— SOURCE EXCERPT —
(begin)

[LLVMdev] Is there pass to break down <4 x float> to scalars

Fri Oct 25 07:38:54 PDT 2013

Pekka Jääskeläinen <pekka.jaaskelainen at tut.fi> writes:
> E.g., the last time I checked, the inner loop vectorizer (which pocl exploits)
> just refused to vectorize loops with vector instructions. It might not
> be so drastic with the SLP or the BB vectorizer, but in general, it might
> make sense to let the vectorizer to do the decisions on how to map the
> parallel (scalar) operations best to the vector hardware, and just help it
> with the parallelism knowledge propagated from the parallel program.
> One can then fall back to the original (hand vectorized) code in case
> the autovectorization failed, to get some vector hardware utilization
> still.

Sounds like a nice compromise if it could be made to work.  Would it be
LLVM that reverts to the autovectorised version, or pocl?

> On 10/25/2013 04:15 PM, Richard Sandiford wrote:
>> To be honest I hadn't really thought about targets with vector units
>> at all.:-)   I was just assuming that we'd want to keep vector operations
>> together if there's native support.  E.g. ISTR comments about not wanting
>> to rewrite vec_selects because it can be hard to synthesise optimal
>> sequences from a single canonical form.  But I might have got that wrong.
>> Also, llvmpipe uses intrinsics for some things, so it might be strange
>> if we decompose IR operations but leave the intriniscs alone.
>
> The issue of intrinsics and vectorization was discussed some time ago.
> There it might be better to devectorize to a scalar version of the
> instrinsics (if available) as at least the loopvectorizer can vectorize
> also a set of selected intrinsics, and the target might have direct
> machine instructions for those (which could not be exploited easily from
> "inlined" versions).

Yeah, I vaguely remember some objections to handling target-specific
intrinsics at the IR level, which I heard is what put others off doing
the pass.  In my case life is much simpler: there are no intrinsics
and there's no native vector support.  So in some ways I've only done
the easy bit.  I'm just hoping it's also the less controversial bit.

Do the OpenCL loops that don't get vectorised (because they already
have some vector ops) also contain vector intrinsics, or is it usually
generic vector IR?  Would a pass that just scalarises the generic
operations but keeps intrinsics as-is be any use to you, or would the
intrinsics really need to be handled too?

Thanks for the feedback.

Richard

(end)

— ENTRIES PROVIDED —
(begin)

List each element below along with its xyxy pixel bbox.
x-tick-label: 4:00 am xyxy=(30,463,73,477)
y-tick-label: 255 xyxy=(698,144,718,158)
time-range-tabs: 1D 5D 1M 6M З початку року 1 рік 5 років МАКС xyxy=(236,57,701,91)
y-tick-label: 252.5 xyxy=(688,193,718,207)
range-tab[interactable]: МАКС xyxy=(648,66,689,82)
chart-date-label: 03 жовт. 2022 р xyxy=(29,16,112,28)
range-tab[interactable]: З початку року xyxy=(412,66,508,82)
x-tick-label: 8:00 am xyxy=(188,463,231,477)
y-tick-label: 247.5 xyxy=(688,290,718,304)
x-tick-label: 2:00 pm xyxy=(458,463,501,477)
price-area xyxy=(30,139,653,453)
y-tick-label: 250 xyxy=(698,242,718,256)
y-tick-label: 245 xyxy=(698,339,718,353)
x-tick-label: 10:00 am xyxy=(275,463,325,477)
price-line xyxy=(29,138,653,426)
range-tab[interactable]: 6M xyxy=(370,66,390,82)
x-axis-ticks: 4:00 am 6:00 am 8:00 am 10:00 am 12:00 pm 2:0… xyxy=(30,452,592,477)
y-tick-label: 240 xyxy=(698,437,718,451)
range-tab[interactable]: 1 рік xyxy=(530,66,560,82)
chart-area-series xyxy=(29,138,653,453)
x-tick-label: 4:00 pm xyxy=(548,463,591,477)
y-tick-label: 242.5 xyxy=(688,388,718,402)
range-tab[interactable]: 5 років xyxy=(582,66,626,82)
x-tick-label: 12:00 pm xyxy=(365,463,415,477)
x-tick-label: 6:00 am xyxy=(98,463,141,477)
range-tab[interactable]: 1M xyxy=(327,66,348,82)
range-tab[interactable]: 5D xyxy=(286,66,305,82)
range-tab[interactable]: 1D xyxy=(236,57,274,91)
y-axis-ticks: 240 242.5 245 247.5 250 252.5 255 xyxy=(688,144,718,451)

(end)

— AIM 1 —
In the mailing-list post, what two things does Richard say his case lacks?
— AIM 2 —
Reproduce the mailing-list post word for word from "Pekka Jääskeläinen <pekka.jaaskelainen" to "version, or pocl?".

— CORRECT ANSWER 1 —
Intrinsics and native vector support.

— CORRECT ANSWER 2 —
Pekka Jääskeläinen <pekka.jaaskelainen at tut.fi> writes:
> E.g., the last time I checked, the inner loop vectorizer (which pocl exploits)
> just refused to vectorize loops with vector instructions. It might not
> be so drastic with the SLP or the BB vectorizer, but in general, it might
> make sense to let the vectorizer to do the decisions on how to map the
> parallel (scalar) operations best to the vector hardware, and just help it
> with the parallelism knowledge propagated from the parallel program.
> One can then fall back to the original (hand vectorized) code in case
> the autovectorization failed, to get some vector hardware utilization
> still.

Sounds like a nice compromise if it could be made to work.  Would it be
LLVM that reverts to the autovectorised version, or pocl?